TASK PROMPT
Among the entries below, count the lines where the string "жүйенің" occurs, and give only the number.

----- GIVEN INFORMATION

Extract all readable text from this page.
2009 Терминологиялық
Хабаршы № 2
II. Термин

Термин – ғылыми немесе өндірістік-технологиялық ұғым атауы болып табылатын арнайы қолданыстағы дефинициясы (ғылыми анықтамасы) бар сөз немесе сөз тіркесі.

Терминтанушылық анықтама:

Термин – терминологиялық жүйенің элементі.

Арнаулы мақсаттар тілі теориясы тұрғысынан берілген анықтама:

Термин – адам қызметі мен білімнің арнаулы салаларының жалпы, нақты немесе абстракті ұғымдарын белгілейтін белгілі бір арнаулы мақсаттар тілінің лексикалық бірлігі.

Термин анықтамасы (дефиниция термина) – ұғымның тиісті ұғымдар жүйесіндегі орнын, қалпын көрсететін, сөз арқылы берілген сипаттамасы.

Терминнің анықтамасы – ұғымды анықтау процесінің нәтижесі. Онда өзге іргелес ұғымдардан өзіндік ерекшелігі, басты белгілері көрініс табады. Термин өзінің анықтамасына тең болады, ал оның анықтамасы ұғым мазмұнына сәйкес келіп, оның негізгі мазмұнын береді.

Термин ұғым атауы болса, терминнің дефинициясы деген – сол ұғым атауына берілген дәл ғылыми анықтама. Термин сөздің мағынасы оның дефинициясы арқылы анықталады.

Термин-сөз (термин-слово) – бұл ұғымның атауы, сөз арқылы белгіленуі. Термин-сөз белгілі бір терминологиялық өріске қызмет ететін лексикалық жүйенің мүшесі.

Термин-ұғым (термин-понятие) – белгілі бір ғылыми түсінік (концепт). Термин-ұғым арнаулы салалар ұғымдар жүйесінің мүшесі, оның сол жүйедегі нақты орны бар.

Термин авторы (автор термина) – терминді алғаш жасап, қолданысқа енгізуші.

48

----------

CORRECT ANSWER
2